━━━━━ DATASET ENTRIES
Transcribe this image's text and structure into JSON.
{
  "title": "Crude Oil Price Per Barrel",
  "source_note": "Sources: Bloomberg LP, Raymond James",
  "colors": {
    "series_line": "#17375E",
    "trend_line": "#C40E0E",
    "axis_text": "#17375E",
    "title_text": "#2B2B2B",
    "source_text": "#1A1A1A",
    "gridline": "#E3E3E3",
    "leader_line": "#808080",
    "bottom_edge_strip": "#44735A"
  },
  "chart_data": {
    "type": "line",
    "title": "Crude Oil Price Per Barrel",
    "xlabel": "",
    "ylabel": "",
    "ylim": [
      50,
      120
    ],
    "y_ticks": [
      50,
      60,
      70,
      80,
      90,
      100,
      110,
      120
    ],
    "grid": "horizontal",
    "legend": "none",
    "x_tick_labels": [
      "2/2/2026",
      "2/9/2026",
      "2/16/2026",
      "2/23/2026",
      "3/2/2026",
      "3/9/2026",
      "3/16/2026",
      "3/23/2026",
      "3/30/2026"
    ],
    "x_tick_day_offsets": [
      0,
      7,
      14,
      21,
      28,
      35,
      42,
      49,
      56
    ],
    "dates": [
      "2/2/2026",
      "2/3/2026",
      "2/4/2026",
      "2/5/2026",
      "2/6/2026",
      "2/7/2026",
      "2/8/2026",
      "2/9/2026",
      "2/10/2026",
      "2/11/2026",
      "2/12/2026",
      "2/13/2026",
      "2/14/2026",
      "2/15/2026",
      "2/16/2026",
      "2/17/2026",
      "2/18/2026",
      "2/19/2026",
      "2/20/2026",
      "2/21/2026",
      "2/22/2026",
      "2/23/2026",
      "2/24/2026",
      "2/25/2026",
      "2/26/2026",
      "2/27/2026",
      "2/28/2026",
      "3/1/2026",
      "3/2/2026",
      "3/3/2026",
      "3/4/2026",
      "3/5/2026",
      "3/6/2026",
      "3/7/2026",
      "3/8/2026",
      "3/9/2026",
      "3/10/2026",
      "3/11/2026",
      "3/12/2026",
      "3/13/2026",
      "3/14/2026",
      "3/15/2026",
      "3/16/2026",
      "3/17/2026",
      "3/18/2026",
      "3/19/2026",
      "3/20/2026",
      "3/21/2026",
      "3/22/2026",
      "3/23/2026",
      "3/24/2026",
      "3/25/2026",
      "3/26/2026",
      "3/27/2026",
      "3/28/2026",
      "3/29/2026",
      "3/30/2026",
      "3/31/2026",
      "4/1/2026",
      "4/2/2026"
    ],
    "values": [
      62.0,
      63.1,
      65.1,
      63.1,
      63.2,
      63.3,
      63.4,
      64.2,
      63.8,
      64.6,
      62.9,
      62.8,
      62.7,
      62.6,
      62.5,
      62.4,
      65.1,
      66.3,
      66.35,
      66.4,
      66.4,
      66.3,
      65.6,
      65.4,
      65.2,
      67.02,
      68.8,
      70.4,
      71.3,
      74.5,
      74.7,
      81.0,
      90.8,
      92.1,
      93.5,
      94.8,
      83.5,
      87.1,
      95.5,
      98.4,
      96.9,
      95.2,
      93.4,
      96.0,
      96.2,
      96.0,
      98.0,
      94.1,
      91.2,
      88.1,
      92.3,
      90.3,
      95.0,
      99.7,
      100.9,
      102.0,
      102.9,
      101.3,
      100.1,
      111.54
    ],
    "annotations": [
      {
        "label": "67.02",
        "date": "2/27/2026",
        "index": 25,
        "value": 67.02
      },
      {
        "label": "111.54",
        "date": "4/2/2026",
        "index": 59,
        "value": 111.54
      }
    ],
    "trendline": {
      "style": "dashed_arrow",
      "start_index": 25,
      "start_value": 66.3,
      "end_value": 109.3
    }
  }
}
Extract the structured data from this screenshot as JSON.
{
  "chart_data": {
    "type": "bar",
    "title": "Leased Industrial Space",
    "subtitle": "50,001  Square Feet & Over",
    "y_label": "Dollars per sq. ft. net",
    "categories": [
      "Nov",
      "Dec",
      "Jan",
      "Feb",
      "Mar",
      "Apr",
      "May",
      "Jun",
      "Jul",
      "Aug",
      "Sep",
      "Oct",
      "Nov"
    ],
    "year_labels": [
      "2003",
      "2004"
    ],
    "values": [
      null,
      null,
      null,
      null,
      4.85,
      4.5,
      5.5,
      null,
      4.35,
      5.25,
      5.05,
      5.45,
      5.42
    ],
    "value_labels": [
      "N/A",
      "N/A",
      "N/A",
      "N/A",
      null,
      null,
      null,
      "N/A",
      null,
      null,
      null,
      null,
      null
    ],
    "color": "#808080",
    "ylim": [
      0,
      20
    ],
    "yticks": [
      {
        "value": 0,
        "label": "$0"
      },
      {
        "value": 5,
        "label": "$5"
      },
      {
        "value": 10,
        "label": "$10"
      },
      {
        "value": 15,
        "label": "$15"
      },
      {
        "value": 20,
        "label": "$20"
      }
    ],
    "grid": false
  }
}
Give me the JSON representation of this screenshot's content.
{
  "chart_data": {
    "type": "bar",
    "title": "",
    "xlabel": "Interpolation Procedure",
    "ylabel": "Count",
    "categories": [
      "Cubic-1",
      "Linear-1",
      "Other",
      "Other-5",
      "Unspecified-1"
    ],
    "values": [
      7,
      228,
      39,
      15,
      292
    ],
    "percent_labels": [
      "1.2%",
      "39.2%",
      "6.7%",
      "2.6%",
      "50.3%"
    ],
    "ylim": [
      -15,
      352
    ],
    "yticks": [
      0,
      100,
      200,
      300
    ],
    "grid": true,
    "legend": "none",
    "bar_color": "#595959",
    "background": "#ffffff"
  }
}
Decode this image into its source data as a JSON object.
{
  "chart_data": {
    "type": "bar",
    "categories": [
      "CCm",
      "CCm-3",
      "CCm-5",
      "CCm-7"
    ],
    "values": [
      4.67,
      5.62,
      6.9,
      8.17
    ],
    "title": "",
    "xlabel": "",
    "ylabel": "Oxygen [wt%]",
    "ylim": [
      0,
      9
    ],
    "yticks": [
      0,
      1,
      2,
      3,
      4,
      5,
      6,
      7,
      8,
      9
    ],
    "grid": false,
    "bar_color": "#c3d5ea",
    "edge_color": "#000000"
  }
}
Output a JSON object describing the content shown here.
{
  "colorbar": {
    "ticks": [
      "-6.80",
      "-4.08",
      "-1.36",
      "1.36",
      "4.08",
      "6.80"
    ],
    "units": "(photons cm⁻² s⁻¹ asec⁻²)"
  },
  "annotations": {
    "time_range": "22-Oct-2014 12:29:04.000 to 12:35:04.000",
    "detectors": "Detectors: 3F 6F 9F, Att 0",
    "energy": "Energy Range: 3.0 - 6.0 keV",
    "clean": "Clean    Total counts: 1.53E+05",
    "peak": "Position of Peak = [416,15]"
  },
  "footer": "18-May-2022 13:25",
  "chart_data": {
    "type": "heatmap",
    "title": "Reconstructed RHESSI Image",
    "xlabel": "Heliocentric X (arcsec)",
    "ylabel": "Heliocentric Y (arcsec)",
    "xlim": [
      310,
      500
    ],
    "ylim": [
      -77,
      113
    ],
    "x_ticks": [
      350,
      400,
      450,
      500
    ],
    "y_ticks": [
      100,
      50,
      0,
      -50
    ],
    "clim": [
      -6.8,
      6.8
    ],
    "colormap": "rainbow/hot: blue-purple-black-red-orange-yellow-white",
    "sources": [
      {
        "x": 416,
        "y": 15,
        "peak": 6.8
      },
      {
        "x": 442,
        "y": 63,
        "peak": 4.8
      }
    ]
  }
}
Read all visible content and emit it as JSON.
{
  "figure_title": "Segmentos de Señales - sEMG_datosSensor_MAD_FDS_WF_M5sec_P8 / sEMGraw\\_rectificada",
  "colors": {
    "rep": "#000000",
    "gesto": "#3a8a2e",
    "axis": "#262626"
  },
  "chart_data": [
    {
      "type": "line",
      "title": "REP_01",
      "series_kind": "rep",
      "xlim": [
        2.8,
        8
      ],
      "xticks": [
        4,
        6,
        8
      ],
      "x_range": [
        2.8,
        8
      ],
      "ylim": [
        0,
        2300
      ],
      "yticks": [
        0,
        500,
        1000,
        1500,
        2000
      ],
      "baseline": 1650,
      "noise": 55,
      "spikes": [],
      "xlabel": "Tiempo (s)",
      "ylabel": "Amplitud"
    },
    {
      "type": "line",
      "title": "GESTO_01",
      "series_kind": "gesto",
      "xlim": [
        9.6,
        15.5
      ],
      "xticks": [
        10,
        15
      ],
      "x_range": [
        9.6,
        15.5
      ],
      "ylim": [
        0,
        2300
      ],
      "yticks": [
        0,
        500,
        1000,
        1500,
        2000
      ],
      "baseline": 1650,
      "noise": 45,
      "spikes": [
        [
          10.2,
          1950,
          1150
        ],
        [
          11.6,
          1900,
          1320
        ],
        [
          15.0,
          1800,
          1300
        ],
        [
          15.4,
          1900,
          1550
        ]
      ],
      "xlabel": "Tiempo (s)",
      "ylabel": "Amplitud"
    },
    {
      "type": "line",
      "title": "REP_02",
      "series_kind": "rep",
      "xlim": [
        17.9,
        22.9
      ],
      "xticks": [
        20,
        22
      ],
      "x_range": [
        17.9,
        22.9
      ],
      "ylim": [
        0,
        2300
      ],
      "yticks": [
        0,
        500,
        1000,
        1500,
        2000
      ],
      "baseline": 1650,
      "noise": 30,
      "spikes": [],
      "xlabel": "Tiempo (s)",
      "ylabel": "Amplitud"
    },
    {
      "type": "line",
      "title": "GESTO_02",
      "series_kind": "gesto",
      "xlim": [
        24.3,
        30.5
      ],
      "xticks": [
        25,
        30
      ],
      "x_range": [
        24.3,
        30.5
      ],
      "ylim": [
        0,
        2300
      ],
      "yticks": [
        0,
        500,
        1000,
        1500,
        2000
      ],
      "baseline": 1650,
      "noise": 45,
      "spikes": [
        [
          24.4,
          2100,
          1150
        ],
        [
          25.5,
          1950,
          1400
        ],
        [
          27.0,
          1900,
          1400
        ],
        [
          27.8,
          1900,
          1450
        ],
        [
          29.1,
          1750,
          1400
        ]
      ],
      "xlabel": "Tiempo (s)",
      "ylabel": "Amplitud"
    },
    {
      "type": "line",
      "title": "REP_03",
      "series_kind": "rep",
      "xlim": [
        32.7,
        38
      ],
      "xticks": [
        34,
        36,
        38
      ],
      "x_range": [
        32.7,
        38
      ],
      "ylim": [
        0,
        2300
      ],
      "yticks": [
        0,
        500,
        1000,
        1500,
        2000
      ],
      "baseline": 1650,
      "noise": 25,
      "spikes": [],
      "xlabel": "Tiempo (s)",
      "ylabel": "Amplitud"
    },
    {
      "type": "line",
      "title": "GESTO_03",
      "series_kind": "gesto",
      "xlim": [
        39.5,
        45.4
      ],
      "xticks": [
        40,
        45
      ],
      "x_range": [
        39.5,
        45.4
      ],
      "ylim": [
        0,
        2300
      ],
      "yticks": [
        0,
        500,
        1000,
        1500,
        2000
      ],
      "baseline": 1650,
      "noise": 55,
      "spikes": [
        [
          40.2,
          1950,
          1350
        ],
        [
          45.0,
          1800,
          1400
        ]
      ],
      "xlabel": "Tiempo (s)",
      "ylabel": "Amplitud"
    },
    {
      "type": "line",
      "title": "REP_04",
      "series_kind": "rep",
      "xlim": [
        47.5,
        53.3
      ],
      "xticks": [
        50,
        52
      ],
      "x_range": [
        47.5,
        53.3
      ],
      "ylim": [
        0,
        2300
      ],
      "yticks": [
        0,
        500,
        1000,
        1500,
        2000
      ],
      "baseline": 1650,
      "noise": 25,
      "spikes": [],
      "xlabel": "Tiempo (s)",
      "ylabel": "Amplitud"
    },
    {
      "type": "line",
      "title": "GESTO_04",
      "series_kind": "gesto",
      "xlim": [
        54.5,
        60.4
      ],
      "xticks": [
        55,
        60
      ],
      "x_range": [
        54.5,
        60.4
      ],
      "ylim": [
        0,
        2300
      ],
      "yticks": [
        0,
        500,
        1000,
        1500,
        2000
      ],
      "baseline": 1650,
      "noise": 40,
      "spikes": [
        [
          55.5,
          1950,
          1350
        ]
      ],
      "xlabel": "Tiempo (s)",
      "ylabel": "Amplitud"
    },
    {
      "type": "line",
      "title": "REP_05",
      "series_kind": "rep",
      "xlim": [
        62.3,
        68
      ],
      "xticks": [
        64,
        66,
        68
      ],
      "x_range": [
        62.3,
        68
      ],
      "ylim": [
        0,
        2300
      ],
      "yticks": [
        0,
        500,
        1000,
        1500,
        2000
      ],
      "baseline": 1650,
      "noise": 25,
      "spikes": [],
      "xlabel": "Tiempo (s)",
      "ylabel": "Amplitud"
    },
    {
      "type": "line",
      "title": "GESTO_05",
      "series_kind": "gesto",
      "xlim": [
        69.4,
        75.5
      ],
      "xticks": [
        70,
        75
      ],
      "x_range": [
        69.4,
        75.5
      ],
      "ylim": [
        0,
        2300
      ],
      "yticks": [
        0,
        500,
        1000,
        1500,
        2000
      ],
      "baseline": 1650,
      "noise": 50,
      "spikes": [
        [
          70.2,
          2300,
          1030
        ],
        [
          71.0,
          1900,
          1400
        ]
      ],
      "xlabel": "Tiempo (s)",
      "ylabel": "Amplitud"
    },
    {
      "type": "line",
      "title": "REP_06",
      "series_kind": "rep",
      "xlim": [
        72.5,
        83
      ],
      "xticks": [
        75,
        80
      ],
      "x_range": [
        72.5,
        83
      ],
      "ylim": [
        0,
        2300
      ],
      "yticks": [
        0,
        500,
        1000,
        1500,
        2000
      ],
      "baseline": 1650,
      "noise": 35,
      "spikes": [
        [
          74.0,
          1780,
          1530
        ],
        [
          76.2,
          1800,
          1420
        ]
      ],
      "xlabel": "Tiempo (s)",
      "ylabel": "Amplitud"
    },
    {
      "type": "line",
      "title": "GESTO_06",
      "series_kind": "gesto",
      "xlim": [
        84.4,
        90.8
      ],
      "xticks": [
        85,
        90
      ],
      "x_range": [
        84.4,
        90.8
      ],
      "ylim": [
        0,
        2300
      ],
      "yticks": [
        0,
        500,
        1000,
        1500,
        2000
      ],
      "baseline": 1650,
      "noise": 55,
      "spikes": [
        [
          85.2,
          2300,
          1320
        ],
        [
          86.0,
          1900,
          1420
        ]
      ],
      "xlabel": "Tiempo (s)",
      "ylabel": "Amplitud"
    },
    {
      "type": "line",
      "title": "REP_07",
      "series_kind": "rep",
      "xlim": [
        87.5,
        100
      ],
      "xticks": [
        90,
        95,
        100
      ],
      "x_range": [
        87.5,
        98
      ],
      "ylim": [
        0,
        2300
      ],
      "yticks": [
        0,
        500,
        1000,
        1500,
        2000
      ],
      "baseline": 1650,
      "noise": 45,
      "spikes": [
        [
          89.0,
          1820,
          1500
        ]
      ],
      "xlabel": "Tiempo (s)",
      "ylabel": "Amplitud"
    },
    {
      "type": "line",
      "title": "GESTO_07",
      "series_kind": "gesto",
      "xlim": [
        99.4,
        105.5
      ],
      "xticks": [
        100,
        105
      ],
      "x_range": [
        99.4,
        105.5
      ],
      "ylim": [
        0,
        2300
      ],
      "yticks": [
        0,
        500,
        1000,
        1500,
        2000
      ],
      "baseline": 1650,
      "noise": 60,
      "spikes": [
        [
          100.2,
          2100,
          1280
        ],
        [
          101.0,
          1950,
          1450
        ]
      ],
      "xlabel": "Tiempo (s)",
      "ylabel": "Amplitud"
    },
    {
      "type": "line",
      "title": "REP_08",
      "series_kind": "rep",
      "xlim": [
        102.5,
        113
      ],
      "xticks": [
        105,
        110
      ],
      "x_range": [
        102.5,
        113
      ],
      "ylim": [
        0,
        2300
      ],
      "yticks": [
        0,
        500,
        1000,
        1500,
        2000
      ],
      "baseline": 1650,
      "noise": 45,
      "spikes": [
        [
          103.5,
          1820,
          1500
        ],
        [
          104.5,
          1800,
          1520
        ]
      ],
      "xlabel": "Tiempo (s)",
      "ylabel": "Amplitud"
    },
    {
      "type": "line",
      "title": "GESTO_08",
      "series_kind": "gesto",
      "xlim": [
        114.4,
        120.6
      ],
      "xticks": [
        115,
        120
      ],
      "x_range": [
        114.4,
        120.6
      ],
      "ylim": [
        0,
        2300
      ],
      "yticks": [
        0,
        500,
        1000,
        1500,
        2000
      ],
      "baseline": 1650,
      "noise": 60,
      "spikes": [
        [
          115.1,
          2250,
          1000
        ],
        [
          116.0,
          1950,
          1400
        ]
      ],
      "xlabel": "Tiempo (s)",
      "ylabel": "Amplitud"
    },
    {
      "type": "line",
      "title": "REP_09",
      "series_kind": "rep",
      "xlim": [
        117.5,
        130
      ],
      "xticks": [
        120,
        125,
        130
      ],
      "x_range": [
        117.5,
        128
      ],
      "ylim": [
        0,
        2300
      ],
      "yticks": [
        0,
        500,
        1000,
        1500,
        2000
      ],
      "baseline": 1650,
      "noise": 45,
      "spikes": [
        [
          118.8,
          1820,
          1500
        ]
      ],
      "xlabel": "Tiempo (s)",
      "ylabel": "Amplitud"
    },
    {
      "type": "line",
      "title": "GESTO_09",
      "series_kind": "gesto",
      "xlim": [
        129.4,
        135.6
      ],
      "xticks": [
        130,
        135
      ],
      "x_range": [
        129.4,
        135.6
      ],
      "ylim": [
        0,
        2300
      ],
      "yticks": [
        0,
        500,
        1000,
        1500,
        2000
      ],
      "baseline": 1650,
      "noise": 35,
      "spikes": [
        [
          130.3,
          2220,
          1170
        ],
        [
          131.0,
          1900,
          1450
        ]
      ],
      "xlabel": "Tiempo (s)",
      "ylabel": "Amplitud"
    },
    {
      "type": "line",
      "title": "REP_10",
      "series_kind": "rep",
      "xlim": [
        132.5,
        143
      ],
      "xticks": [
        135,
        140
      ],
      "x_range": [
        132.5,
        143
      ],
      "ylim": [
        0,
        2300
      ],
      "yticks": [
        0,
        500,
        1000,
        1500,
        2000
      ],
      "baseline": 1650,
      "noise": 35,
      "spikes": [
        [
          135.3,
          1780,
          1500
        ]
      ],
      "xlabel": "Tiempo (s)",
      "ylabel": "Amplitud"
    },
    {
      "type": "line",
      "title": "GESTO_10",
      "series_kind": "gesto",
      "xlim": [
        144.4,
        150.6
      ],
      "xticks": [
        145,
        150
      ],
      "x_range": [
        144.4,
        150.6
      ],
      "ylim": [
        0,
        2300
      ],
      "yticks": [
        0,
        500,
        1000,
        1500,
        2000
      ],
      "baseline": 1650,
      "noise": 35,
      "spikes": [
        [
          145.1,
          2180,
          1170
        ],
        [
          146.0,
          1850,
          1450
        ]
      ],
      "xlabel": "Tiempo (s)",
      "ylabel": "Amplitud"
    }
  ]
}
━━━━━━━━━━
For the records above, state how many lines include the string "screenshot", giving the number and nothing else.

2